Seitenauszug ::

# Lichterketten im Beat der Musik dimmen



## Crysis nerd (22. Juni 2011)

Jao ich weiß.. es hört sich irgendwie krank an.
Aber nunja, ich hab für ne Party vor, mehrere Lichterketten oder auch andere Lichter bei manchen Songs zu dimmen zum Takt der Musik.
Ich kenne mich da mit Elektro- und Analogzeugs nicht so aus... und daher wollte ich mal hier fragen.

Kennt ihr irgendwelche gute Produkte? 
Ist die Ausrüstung dafür teuer?
Über welchen Ausgang oder wie würde man das überhaupt machen mit dem pc?
Kann man sich das mit ein wenig Fummelei auch selber bauen?

Danke schonmal im Vorraus, wäre echt cool, wenn man das hinkriegt 

mfg
Lukas


----------



## Lexx (22. Juni 2011)

steuerung für eine lichtorgel.. ?


----------



## Crysis nerd (22. Juni 2011)

Sozusagen.. Nur dass ich keine besondere Lichtorgel habe, sondern einfach nur normale lichter 
Also kann man auch die irgendwie steuern? 
Sonst: Lichtorgeln kann man sich wohl bei so Eventorganisatoren ausleihen.. mit wie viel Geld sollte man da pro abend rechnen?

mfg


----------



## Lexx (22. Juni 2011)

> Also kann man auch die irgendwie steuern?


ja klar, gibts als bausatz zum selber löten.. 


> Eventorganisatoren


zu teuer, für privat.. für dich.

(mein bester freund betreibt einen verleih für "bühnentechnik")
mit ein paar scheinen musst schon rechnen. kommt auch sicherlich 
auf den verleiher an, was der für equipment hat.


----------



## Crysis nerd (23. Juni 2011)

Mh Schade.. das hört sich jetzt nich so toll an 
Ach mensch, ich will ja garnix mit komplexen Filterungsmethoden... nagut eigentlich will ichs schon :/
Und sonst garkeine andere Technik?


----------



## Hydroxid (4. Juli 2011)

Lichterkette an Dimmerpack anschließen. Dimmerpack an DMX Pult und dann wird's lustig


----------



## Iceananas (4. Juli 2011)

DMX ist stark übertrieben und zu teuer für die meisten...
Je nachdem, was für Lichter eingesetzt werden gibts einfache Controller spottbillig, z.B. http://www.highlight-led.de/Stromve..._fuer_12V_-_Licht_musikgesteuert_i382_938.htm


----------



## Hydroxid (6. Juli 2011)

Erfasste Daten ::
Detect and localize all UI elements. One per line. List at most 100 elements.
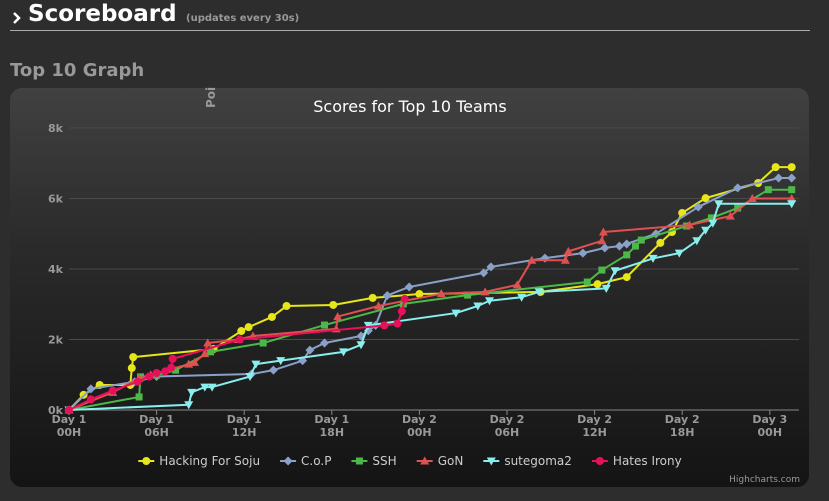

Aufgabenliste ::
A. Schreiben Sie aus dem Seitenauszug den Abschnitt ab, der mit "Ist die Ausrüstung" beginnt und bis "auch selber bauen?" reicht.
B. An welches Gerät soll die Lichterkette nach dem Rat von Hydroxid im Seitenauszug angeschlossen werden?
Das Material steht für sich und gehört nicht zum Seitenauszug.

Lösungen ::
A.
Ist die Ausrüstung dafür teuer?
Über welchen Ausgang oder wie würde man das überhaupt machen mit dem pc?
Kann man sich das mit ein wenig Fummelei auch selber bauen?

B. An ein Dimmerpack.